§ GIVEN PROBLEM
Extract every line starting at the line that contains "Give me the" and ending with the final line of the data, inclusive; give only those lines, word for word.

+++

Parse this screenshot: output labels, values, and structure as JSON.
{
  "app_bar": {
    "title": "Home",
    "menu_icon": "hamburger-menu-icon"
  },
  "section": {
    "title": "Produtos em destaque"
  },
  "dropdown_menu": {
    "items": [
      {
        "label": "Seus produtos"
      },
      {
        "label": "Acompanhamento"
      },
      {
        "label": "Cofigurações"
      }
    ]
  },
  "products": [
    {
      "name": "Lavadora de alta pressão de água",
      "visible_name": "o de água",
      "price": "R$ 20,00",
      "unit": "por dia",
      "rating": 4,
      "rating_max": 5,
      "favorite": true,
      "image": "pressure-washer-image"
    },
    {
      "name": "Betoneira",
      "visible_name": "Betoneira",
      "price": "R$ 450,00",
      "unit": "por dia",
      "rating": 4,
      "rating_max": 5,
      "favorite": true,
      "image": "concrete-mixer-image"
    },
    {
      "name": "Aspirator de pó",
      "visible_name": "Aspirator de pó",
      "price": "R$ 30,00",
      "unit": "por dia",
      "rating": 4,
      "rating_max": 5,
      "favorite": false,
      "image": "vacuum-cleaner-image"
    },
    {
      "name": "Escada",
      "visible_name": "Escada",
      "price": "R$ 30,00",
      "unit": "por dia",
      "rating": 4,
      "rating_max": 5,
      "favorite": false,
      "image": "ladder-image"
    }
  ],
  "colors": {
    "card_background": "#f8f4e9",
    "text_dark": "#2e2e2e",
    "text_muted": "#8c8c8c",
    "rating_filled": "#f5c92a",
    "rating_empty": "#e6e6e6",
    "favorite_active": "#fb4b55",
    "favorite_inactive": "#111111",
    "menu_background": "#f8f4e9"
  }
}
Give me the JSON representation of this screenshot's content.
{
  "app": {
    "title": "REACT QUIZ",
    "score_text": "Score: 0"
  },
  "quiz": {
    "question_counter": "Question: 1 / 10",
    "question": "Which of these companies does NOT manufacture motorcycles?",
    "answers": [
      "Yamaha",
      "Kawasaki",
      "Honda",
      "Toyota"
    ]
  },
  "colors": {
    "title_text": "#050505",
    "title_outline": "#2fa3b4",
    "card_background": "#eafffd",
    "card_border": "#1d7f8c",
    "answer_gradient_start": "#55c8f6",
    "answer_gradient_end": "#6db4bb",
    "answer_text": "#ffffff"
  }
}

+++

§ RESPONSE
Give me the JSON representation of this screenshot's content.
{
  "app": {
    "title": "REACT QUIZ",
    "score_text": "Score: 0"
  },
  "quiz": {
    "question_counter": "Question: 1 / 10",
    "question": "Which of these companies does NOT manufacture motorcycles?",
    "answers": [
      "Yamaha",
      "Kawasaki",
      "Honda",
      "Toyota"
    ]
  },
  "colors": {
    "title_text": "#050505",
    "title_outline": "#2fa3b4",
    "card_background": "#eafffd",
    "card_border": "#1d7f8c",
    "answer_gradient_start": "#55c8f6",
    "answer_gradient_end": "#6db4bb",
    "answer_text": "#ffffff"
  }
}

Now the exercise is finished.